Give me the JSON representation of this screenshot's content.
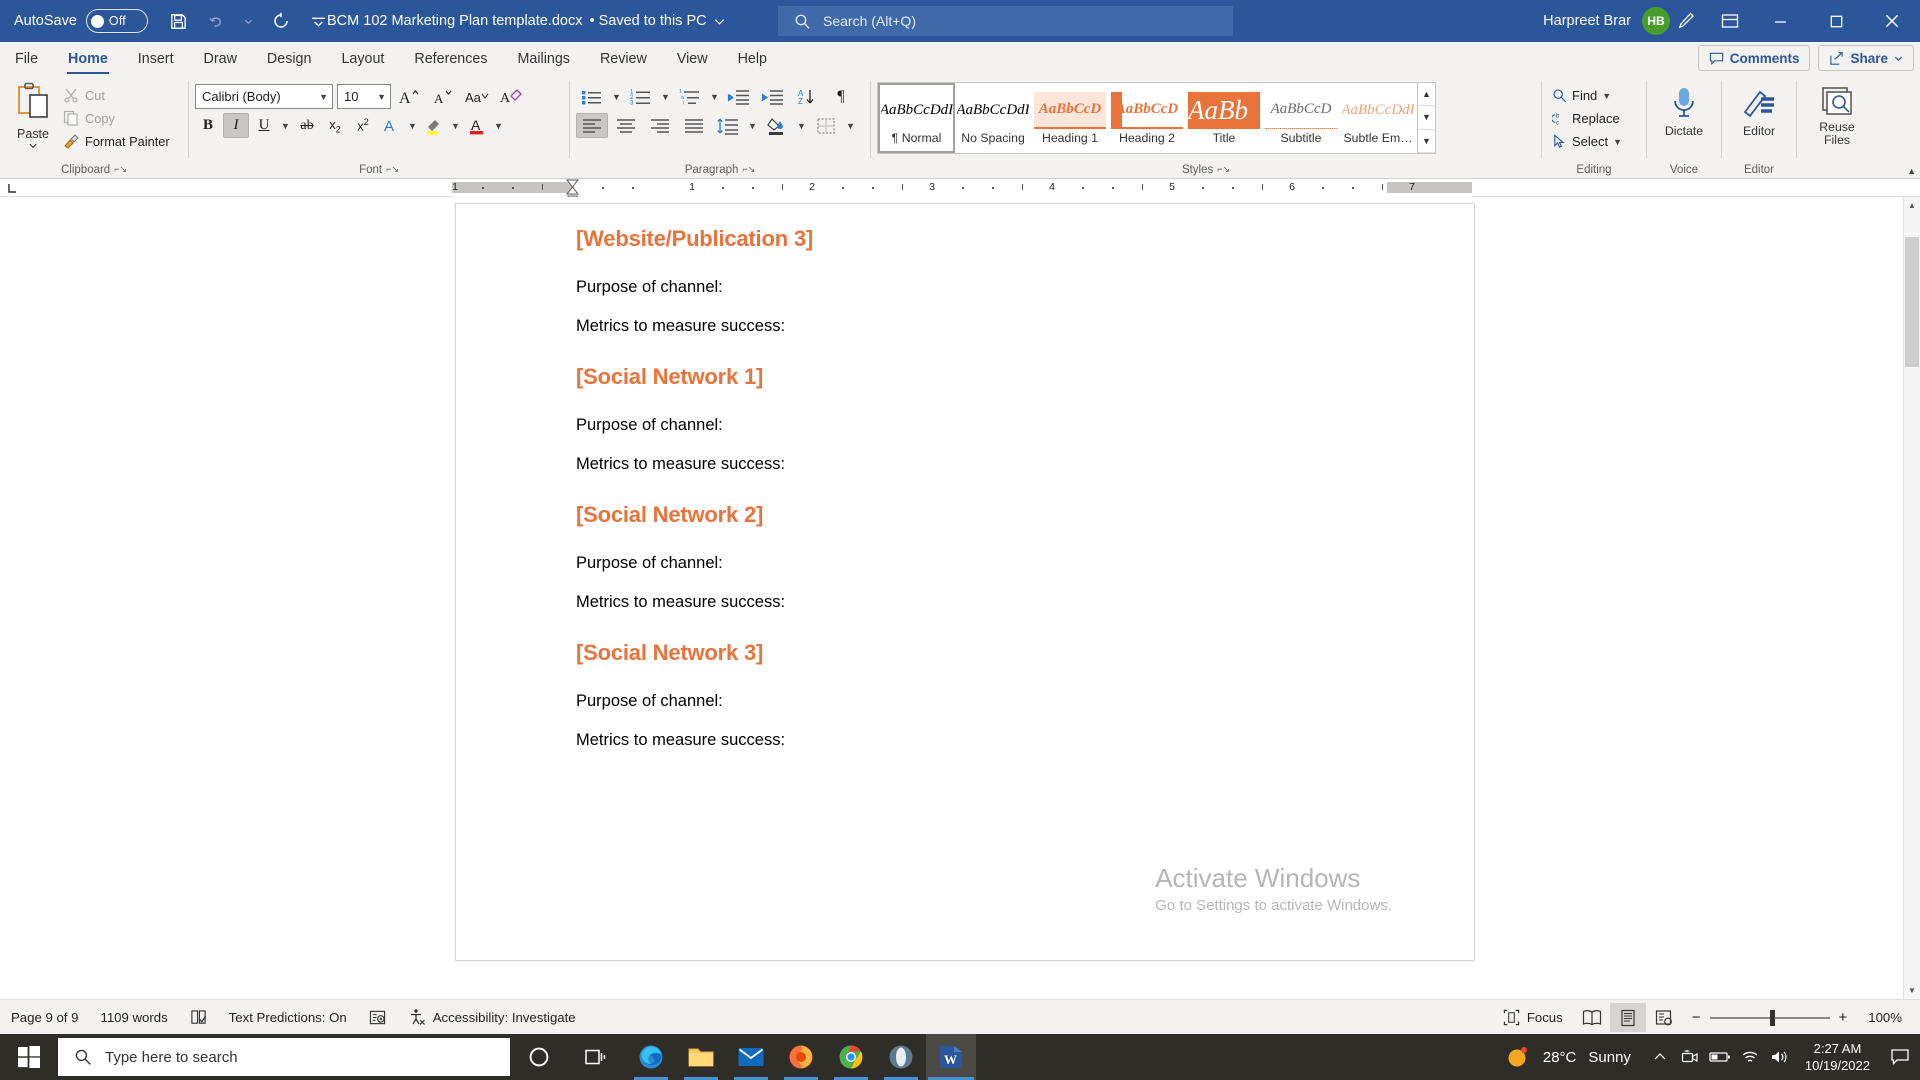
{
  "titlebar": {
    "autosave_label": "AutoSave",
    "autosave_state": "Off",
    "doc_title": "BCM 102 Marketing Plan template.docx",
    "saved_status": "• Saved to this PC",
    "search_placeholder": "Search (Alt+Q)",
    "user_name": "Harpreet Brar",
    "user_initials": "HB",
    "qat": [
      "save-icon",
      "undo-icon",
      "redo-icon",
      "customize-qat-icon"
    ],
    "right_icons": [
      "pen-icon",
      "ribbon-display-options-icon"
    ],
    "window_buttons": [
      "minimize-icon",
      "maximize-icon",
      "close-icon"
    ]
  },
  "tabs": [
    {
      "label": "File",
      "active": false
    },
    {
      "label": "Home",
      "active": true
    },
    {
      "label": "Insert",
      "active": false
    },
    {
      "label": "Draw",
      "active": false
    },
    {
      "label": "Design",
      "active": false
    },
    {
      "label": "Layout",
      "active": false
    },
    {
      "label": "References",
      "active": false
    },
    {
      "label": "Mailings",
      "active": false
    },
    {
      "label": "Review",
      "active": false
    },
    {
      "label": "View",
      "active": false
    },
    {
      "label": "Help",
      "active": false
    }
  ],
  "tabbar_right": {
    "comments_label": "Comments",
    "share_label": "Share"
  },
  "ribbon": {
    "clipboard": {
      "group_label": "Clipboard",
      "paste_label": "Paste",
      "items": [
        {
          "label": "Cut",
          "icon": "scissors-icon",
          "enabled": false
        },
        {
          "label": "Copy",
          "icon": "copy-icon",
          "enabled": false
        },
        {
          "label": "Format Painter",
          "icon": "format-painter-icon",
          "enabled": true
        }
      ]
    },
    "font": {
      "group_label": "Font",
      "font_family": "Calibri (Body)",
      "font_size": "10",
      "buttons_row1": [
        "grow-font-icon",
        "shrink-font-icon",
        "change-case-icon",
        "clear-formatting-icon"
      ],
      "buttons_row2": [
        "bold-icon",
        "italic-icon",
        "underline-icon",
        "strikethrough-icon",
        "subscript-icon",
        "superscript-icon",
        "text-effects-icon",
        "text-highlight-icon",
        "font-color-icon"
      ],
      "active_buttons": [
        "italic-icon"
      ]
    },
    "paragraph": {
      "group_label": "Paragraph",
      "buttons_row1": [
        "bullets-icon",
        "numbering-icon",
        "multilevel-list-icon",
        "decrease-indent-icon",
        "increase-indent-icon",
        "sort-icon",
        "show-marks-icon"
      ],
      "buttons_row2": [
        "align-left-icon",
        "align-center-icon",
        "align-right-icon",
        "justify-icon",
        "line-spacing-icon",
        "shading-icon",
        "borders-icon"
      ],
      "active_buttons": [
        "align-left-icon"
      ]
    },
    "styles": {
      "group_label": "Styles",
      "items": [
        {
          "preview": "AaBbCcDdI",
          "name": "¶ Normal",
          "kind": "normal",
          "selected": true
        },
        {
          "preview": "AaBbCcDdI",
          "name": "No Spacing",
          "kind": "normal",
          "selected": false
        },
        {
          "preview": "AaBbCcD",
          "name": "Heading 1",
          "kind": "heading1",
          "selected": false
        },
        {
          "preview": "AaBbCcD",
          "name": "Heading 2",
          "kind": "heading2",
          "selected": false
        },
        {
          "preview": "AaBb",
          "name": "Title",
          "kind": "title",
          "selected": false
        },
        {
          "preview": "AaBbCcD",
          "name": "Subtitle",
          "kind": "subtitle",
          "selected": false
        },
        {
          "preview": "AaBbCcDdI",
          "name": "Subtle Em…",
          "kind": "subtle",
          "selected": false
        }
      ]
    },
    "editing": {
      "group_label": "Editing",
      "items": [
        {
          "label": "Find",
          "icon": "search-icon",
          "caret": true
        },
        {
          "label": "Replace",
          "icon": "replace-icon",
          "caret": false
        },
        {
          "label": "Select",
          "icon": "select-cursor-icon",
          "caret": true
        }
      ]
    },
    "voice": {
      "group_label": "Voice",
      "button_label": "Dictate",
      "icon": "microphone-icon"
    },
    "editor": {
      "group_label": "Editor",
      "button_label": "Editor",
      "icon": "editor-pencil-icon"
    },
    "reuse": {
      "group_label": "Reuse Files",
      "button_label": "Reuse Files",
      "icon": "reuse-files-icon"
    }
  },
  "ruler": {
    "ticks": [
      "1",
      "1",
      "2",
      "3",
      "4",
      "5",
      "6",
      "7"
    ],
    "tab_stop_icon": "left-tab-stop-icon"
  },
  "document": {
    "blocks": [
      {
        "type": "heading",
        "text": "[Website/Publication 3]"
      },
      {
        "type": "body",
        "text": "Purpose of channel:"
      },
      {
        "type": "body",
        "text": "Metrics to measure success:"
      },
      {
        "type": "heading",
        "text": "[Social Network 1]"
      },
      {
        "type": "body",
        "text": "Purpose of channel:"
      },
      {
        "type": "body",
        "text": "Metrics to measure success:"
      },
      {
        "type": "heading",
        "text": "[Social Network 2]"
      },
      {
        "type": "body",
        "text": "Purpose of channel:"
      },
      {
        "type": "body",
        "text": "Metrics to measure success:"
      },
      {
        "type": "heading",
        "text": "[Social Network 3]"
      },
      {
        "type": "body",
        "text": "Purpose of channel:"
      },
      {
        "type": "body",
        "text": "Metrics to measure success:"
      }
    ],
    "watermark_line1": "Activate Windows",
    "watermark_line2": "Go to Settings to activate Windows.",
    "heading_color": "#e8743b"
  },
  "statusbar": {
    "page_info": "Page 9 of 9",
    "word_count": "1109 words",
    "proofing_icon": "proofing-icon",
    "text_predictions": "Text Predictions: On",
    "predictions_icon": "predictions-icon",
    "accessibility_icon": "accessibility-icon",
    "accessibility": "Accessibility: Investigate",
    "focus_label": "Focus",
    "focus_icon": "focus-icon",
    "views": [
      "read-mode-icon",
      "print-layout-icon",
      "web-layout-icon"
    ],
    "active_view": "print-layout-icon",
    "zoom_out": "−",
    "zoom_in": "+",
    "zoom_level": "100%"
  },
  "taskbar": {
    "start_icon": "windows-start-icon",
    "search_placeholder": "Type here to search",
    "search_icon": "search-icon",
    "cortana_icon": "cortana-circle-icon",
    "taskview_icon": "task-view-icon",
    "apps": [
      {
        "name": "microsoft-edge-icon",
        "running": true,
        "active": false
      },
      {
        "name": "file-explorer-icon",
        "running": true,
        "active": false
      },
      {
        "name": "mail-icon",
        "running": true,
        "active": false
      },
      {
        "name": "firefox-icon",
        "running": true,
        "active": false
      },
      {
        "name": "google-chrome-icon",
        "running": true,
        "active": false
      },
      {
        "name": "opera-icon",
        "running": true,
        "active": false
      },
      {
        "name": "microsoft-word-icon",
        "running": true,
        "active": true
      }
    ],
    "weather_temp": "28°C",
    "weather_condition": "Sunny",
    "tray_icons": [
      "show-hidden-icons-icon",
      "camera-icon",
      "battery-icon",
      "wifi-icon",
      "volume-icon"
    ],
    "time": "2:27 AM",
    "date": "10/19/2022",
    "notification_icon": "notification-icon"
  }
}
──────────
Quote everything in the listing above exactly; pictures are the only thing to omit.

FINAL RESULT
Give me the JSON representation of this screenshot's content.
{
  "titlebar": {
    "autosave_label": "AutoSave",
    "autosave_state": "Off",
    "doc_title": "BCM 102 Marketing Plan template.docx",
    "saved_status": "• Saved to this PC",
    "search_placeholder": "Search (Alt+Q)",
    "user_name": "Harpreet Brar",
    "user_initials": "HB",
    "qat": [
      "save-icon",
      "undo-icon",
      "redo-icon",
      "customize-qat-icon"
    ],
    "right_icons": [
      "pen-icon",
      "ribbon-display-options-icon"
    ],
    "window_buttons": [
      "minimize-icon",
      "maximize-icon",
      "close-icon"
    ]
  },
  "tabs": [
    {
      "label": "File",
      "active": false
    },
    {
      "label": "Home",
      "active": true
    },
    {
      "label": "Insert",
      "active": false
    },
    {
      "label": "Draw",
      "active": false
    },
    {
      "label": "Design",
      "active": false
    },
    {
      "label": "Layout",
      "active": false
    },
    {
      "label": "References",
      "active": false
    },
    {
      "label": "Mailings",
      "active": false
    },
    {
      "label": "Review",
      "active": false
    },
    {
      "label": "View",
      "active": false
    },
    {
      "label": "Help",
      "active": false
    }
  ],
  "tabbar_right": {
    "comments_label": "Comments",
    "share_label": "Share"
  },
  "ribbon": {
    "clipboard": {
      "group_label": "Clipboard",
      "paste_label": "Paste",
      "items": [
        {
          "label": "Cut",
          "icon": "scissors-icon",
          "enabled": false
        },
        {
          "label": "Copy",
          "icon": "copy-icon",
          "enabled": false
        },
        {
          "label": "Format Painter",
          "icon": "format-painter-icon",
          "enabled": true
        }
      ]
    },
    "font": {
      "group_label": "Font",
      "font_family": "Calibri (Body)",
      "font_size": "10",
      "buttons_row1": [
        "grow-font-icon",
        "shrink-font-icon",
        "change-case-icon",
        "clear-formatting-icon"
      ],
      "buttons_row2": [
        "bold-icon",
        "italic-icon",
        "underline-icon",
        "strikethrough-icon",
        "subscript-icon",
        "superscript-icon",
        "text-effects-icon",
        "text-highlight-icon",
        "font-color-icon"
      ],
      "active_buttons": [
        "italic-icon"
      ]
    },
    "paragraph": {
      "group_label": "Paragraph",
      "buttons_row1": [
        "bullets-icon",
        "numbering-icon",
        "multilevel-list-icon",
        "decrease-indent-icon",
        "increase-indent-icon",
        "sort-icon",
        "show-marks-icon"
      ],
      "buttons_row2": [
        "align-left-icon",
        "align-center-icon",
        "align-right-icon",
        "justify-icon",
        "line-spacing-icon",
        "shading-icon",
        "borders-icon"
      ],
      "active_buttons": [
        "align-left-icon"
      ]
    },
    "styles": {
      "group_label": "Styles",
      "items": [
        {
          "preview": "AaBbCcDdI",
          "name": "¶ Normal",
          "kind": "normal",
          "selected": true
        },
        {
          "preview": "AaBbCcDdI",
          "name": "No Spacing",
          "kind": "normal",
          "selected": false
        },
        {
          "preview": "AaBbCcD",
          "name": "Heading 1",
          "kind": "heading1",
          "selected": false
        },
        {
          "preview": "AaBbCcD",
          "name": "Heading 2",
          "kind": "heading2",
          "selected": false
        },
        {
          "preview": "AaBb",
          "name": "Title",
          "kind": "title",
          "selected": false
        },
        {
          "preview": "AaBbCcD",
          "name": "Subtitle",
          "kind": "subtitle",
          "selected": false
        },
        {
          "preview": "AaBbCcDdI",
          "name": "Subtle Em…",
          "kind": "subtle",
          "selected": false
        }
      ]
    },
    "editing": {
      "group_label": "Editing",
      "items": [
        {
          "label": "Find",
          "icon": "search-icon",
          "caret": true
        },
        {
          "label": "Replace",
          "icon": "replace-icon",
          "caret": false
        },
        {
          "label": "Select",
          "icon": "select-cursor-icon",
          "caret": true
        }
      ]
    },
    "voice": {
      "group_label": "Voice",
      "button_label": "Dictate",
      "icon": "microphone-icon"
    },
    "editor": {
      "group_label": "Editor",
      "button_label": "Editor",
      "icon": "editor-pencil-icon"
    },
    "reuse": {
      "group_label": "Reuse Files",
      "button_label": "Reuse Files",
      "icon": "reuse-files-icon"
    }
  },
  "ruler": {
    "ticks": [
      "1",
      "1",
      "2",
      "3",
      "4",
      "5",
      "6",
      "7"
    ],
    "tab_stop_icon": "left-tab-stop-icon"
  },
  "document": {
    "blocks": [
      {
        "type": "heading",
        "text": "[Website/Publication 3]"
      },
      {
        "type": "body",
        "text": "Purpose of channel:"
      },
      {
        "type": "body",
        "text": "Metrics to measure success:"
      },
      {
        "type": "heading",
        "text": "[Social Network 1]"
      },
      {
        "type": "body",
        "text": "Purpose of channel:"
      },
      {
        "type": "body",
        "text": "Metrics to measure success:"
      },
      {
        "type": "heading",
        "text": "[Social Network 2]"
      },
      {
        "type": "body",
        "text": "Purpose of channel:"
      },
      {
        "type": "body",
        "text": "Metrics to measure success:"
      },
      {
        "type": "heading",
        "text": "[Social Network 3]"
      },
      {
        "type": "body",
        "text": "Purpose of channel:"
      },
      {
        "type": "body",
        "text": "Metrics to measure success:"
      }
    ],
    "watermark_line1": "Activate Windows",
    "watermark_line2": "Go to Settings to activate Windows.",
    "heading_color": "#e8743b"
  },
  "statusbar": {
    "page_info": "Page 9 of 9",
    "word_count": "1109 words",
    "proofing_icon": "proofing-icon",
    "text_predictions": "Text Predictions: On",
    "predictions_icon": "predictions-icon",
    "accessibility_icon": "accessibility-icon",
    "accessibility": "Accessibility: Investigate",
    "focus_label": "Focus",
    "focus_icon": "focus-icon",
    "views": [
      "read-mode-icon",
      "print-layout-icon",
      "web-layout-icon"
    ],
    "active_view": "print-layout-icon",
    "zoom_out": "−",
    "zoom_in": "+",
    "zoom_level": "100%"
  },
  "taskbar": {
    "start_icon": "windows-start-icon",
    "search_placeholder": "Type here to search",
    "search_icon": "search-icon",
    "cortana_icon": "cortana-circle-icon",
    "taskview_icon": "task-view-icon",
    "apps": [
      {
        "name": "microsoft-edge-icon",
        "running": true,
        "active": false
      },
      {
        "name": "file-explorer-icon",
        "running": true,
        "active": false
      },
      {
        "name": "mail-icon",
        "running": true,
        "active": false
      },
      {
        "name": "firefox-icon",
        "running": true,
        "active": false
      },
      {
        "name": "google-chrome-icon",
        "running": true,
        "active": false
      },
      {
        "name": "opera-icon",
        "running": true,
        "active": false
      },
      {
        "name": "microsoft-word-icon",
        "running": true,
        "active": true
      }
    ],
    "weather_temp": "28°C",
    "weather_condition": "Sunny",
    "tray_icons": [
      "show-hidden-icons-icon",
      "camera-icon",
      "battery-icon",
      "wifi-icon",
      "volume-icon"
    ],
    "time": "2:27 AM",
    "date": "10/19/2022",
    "notification_icon": "notification-icon"
  }
}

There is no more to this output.